(Some records)
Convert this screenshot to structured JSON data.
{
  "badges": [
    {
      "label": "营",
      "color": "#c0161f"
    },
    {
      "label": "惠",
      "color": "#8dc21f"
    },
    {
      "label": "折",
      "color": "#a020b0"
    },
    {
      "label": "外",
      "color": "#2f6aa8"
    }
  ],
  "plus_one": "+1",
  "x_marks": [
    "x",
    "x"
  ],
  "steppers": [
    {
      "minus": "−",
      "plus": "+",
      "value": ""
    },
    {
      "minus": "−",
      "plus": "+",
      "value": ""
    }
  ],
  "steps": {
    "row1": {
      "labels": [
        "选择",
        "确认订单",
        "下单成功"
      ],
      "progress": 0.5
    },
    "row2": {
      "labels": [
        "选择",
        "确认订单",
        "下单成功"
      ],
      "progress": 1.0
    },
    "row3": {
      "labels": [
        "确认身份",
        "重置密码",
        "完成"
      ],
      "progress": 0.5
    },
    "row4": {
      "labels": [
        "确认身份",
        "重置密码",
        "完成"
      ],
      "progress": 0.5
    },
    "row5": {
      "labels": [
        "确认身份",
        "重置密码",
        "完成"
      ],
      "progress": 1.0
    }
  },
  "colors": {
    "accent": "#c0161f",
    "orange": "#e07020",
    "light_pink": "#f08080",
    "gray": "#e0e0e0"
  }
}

▶ _TASK STATEMENT_:
Return the full listing, character for character.

▶ _FULL OUTPUT_:
Convert this screenshot to structured JSON data.
{
  "badges": [
    {
      "label": "营",
      "color": "#c0161f"
    },
    {
      "label": "惠",
      "color": "#8dc21f"
    },
    {
      "label": "折",
      "color": "#a020b0"
    },
    {
      "label": "外",
      "color": "#2f6aa8"
    }
  ],
  "plus_one": "+1",
  "x_marks": [
    "x",
    "x"
  ],
  "steppers": [
    {
      "minus": "−",
      "plus": "+",
      "value": ""
    },
    {
      "minus": "−",
      "plus": "+",
      "value": ""
    }
  ],
  "steps": {
    "row1": {
      "labels": [
        "选择",
        "确认订单",
        "下单成功"
      ],
      "progress": 0.5
    },
    "row2": {
      "labels": [
        "选择",
        "确认订单",
        "下单成功"
      ],
      "progress": 1.0
    },
    "row3": {
      "labels": [
        "确认身份",
        "重置密码",
        "完成"
      ],
      "progress": 0.5
    },
    "row4": {
      "labels": [
        "确认身份",
        "重置密码",
        "完成"
      ],
      "progress": 0.5
    },
    "row5": {
      "labels": [
        "确认身份",
        "重置密码",
        "完成"
      ],
      "progress": 1.0
    }
  },
  "colors": {
    "accent": "#c0161f",
    "orange": "#e07020",
    "light_pink": "#f08080",
    "gray": "#e0e0e0"
  }
}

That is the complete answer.